# STATED TASK:
Take the material below and retype it in full; pictures are left out.

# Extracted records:
******

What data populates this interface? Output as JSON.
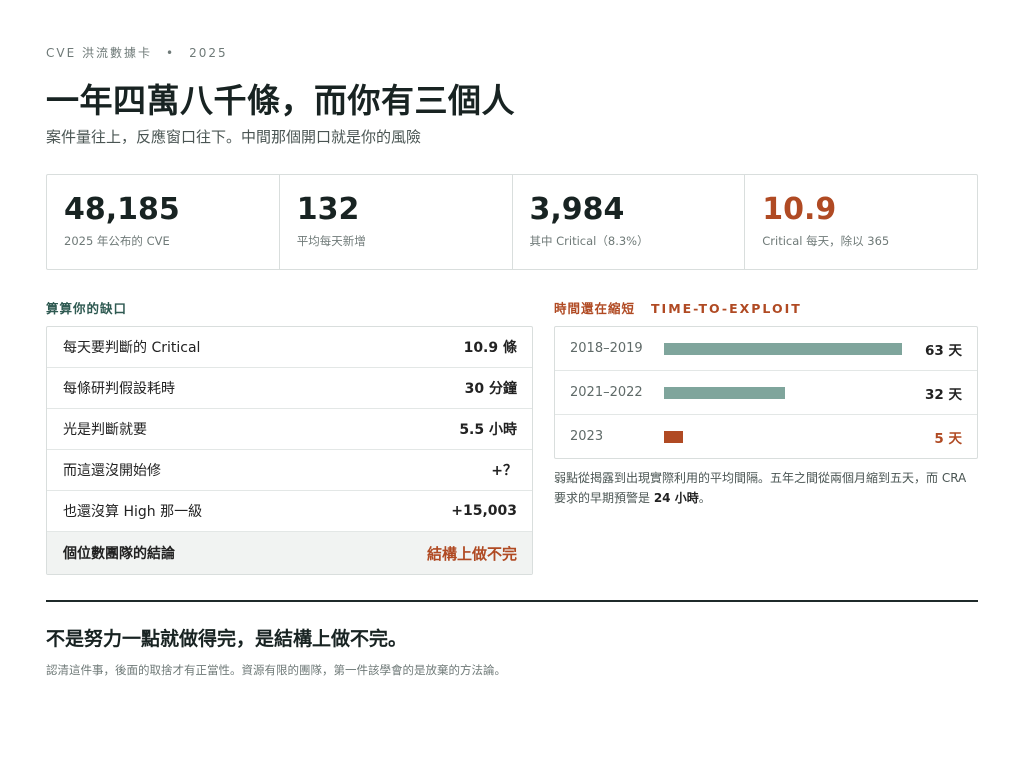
{
  "header": {
    "kicker_left": "CVE 洪流數據卡",
    "kicker_sep": "•",
    "kicker_right": "2025",
    "title": "一年四萬八千條，而你有三個人",
    "subtitle": "案件量往上，反應窗口往下。中間那個開口就是你的風險"
  },
  "stats": [
    {
      "value": "48,185",
      "label": "2025 年公布的 CVE"
    },
    {
      "value": "132",
      "label": "平均每天新增"
    },
    {
      "value": "3,984",
      "label": "其中 Critical（8.3%）"
    },
    {
      "value": "10.9",
      "label": "Critical 每天，除以 365"
    }
  ],
  "calc": {
    "heading": "算算你的缺口",
    "rows": [
      {
        "label": "每天要判斷的 Critical",
        "value": "10.9 條"
      },
      {
        "label": "每條研判假設耗時",
        "value": "30 分鐘"
      },
      {
        "label": "光是判斷就要",
        "value": "5.5 小時"
      },
      {
        "label": "而這還沒開始修",
        "value": "+？"
      },
      {
        "label": "也還沒算 High 那一級",
        "value": "+15,003"
      }
    ],
    "conclusion_label": "個位數團隊的結論",
    "conclusion_value": "結構上做不完"
  },
  "tte": {
    "heading": "時間還在縮短",
    "heading_en": "TIME-TO-EXPLOIT",
    "unit": "天",
    "rows": [
      {
        "period": "2018–2019",
        "days": 63,
        "days_label": "63 天"
      },
      {
        "period": "2021–2022",
        "days": 32,
        "days_label": "32 天"
      },
      {
        "period": "2023",
        "days": 5,
        "days_label": "5 天"
      }
    ],
    "note_pre": "弱點從揭露到出現實際利用的平均間隔。五年之間從兩個月縮到五天，而 CRA 要求的早期預警是 ",
    "note_bold": "24 小時",
    "note_post": "。"
  },
  "footer": {
    "title": "不是努力一點就做得完，是結構上做不完。",
    "subtitle": "認清這件事，後面的取捨才有正當性。資源有限的團隊，第一件該學會的是放棄的方法論。"
  },
  "colors": {
    "accent": "#b04a23",
    "bar": "#7fa59c",
    "heading_green": "#2f5a52"
  }
}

******

# RESPONSE BELOW:
What data populates this interface? Output as JSON.
{
  "header": {
    "kicker_left": "CVE 洪流數據卡",
    "kicker_sep": "•",
    "kicker_right": "2025",
    "title": "一年四萬八千條，而你有三個人",
    "subtitle": "案件量往上，反應窗口往下。中間那個開口就是你的風險"
  },
  "stats": [
    {
      "value": "48,185",
      "label": "2025 年公布的 CVE"
    },
    {
      "value": "132",
      "label": "平均每天新增"
    },
    {
      "value": "3,984",
      "label": "其中 Critical（8.3%）"
    },
    {
      "value": "10.9",
      "label": "Critical 每天，除以 365"
    }
  ],
  "calc": {
    "heading": "算算你的缺口",
    "rows": [
      {
        "label": "每天要判斷的 Critical",
        "value": "10.9 條"
      },
      {
        "label": "每條研判假設耗時",
        "value": "30 分鐘"
      },
      {
        "label": "光是判斷就要",
        "value": "5.5 小時"
      },
      {
        "label": "而這還沒開始修",
        "value": "+？"
      },
      {
        "label": "也還沒算 High 那一級",
        "value": "+15,003"
      }
    ],
    "conclusion_label": "個位數團隊的結論",
    "conclusion_value": "結構上做不完"
  },
  "tte": {
    "heading": "時間還在縮短",
    "heading_en": "TIME-TO-EXPLOIT",
    "unit": "天",
    "rows": [
      {
        "period": "2018–2019",
        "days": 63,
        "days_label": "63 天"
      },
      {
        "period": "2021–2022",
        "days": 32,
        "days_label": "32 天"
      },
      {
        "period": "2023",
        "days": 5,
        "days_label": "5 天"
      }
    ],
    "note_pre": "弱點從揭露到出現實際利用的平均間隔。五年之間從兩個月縮到五天，而 CRA 要求的早期預警是 ",
    "note_bold": "24 小時",
    "note_post": "。"
  },
  "footer": {
    "title": "不是努力一點就做得完，是結構上做不完。",
    "subtitle": "認清這件事，後面的取捨才有正當性。資源有限的團隊，第一件該學會的是放棄的方法論。"
  },
  "colors": {
    "accent": "#b04a23",
    "bar": "#7fa59c",
    "heading_green": "#2f5a52"
  }
}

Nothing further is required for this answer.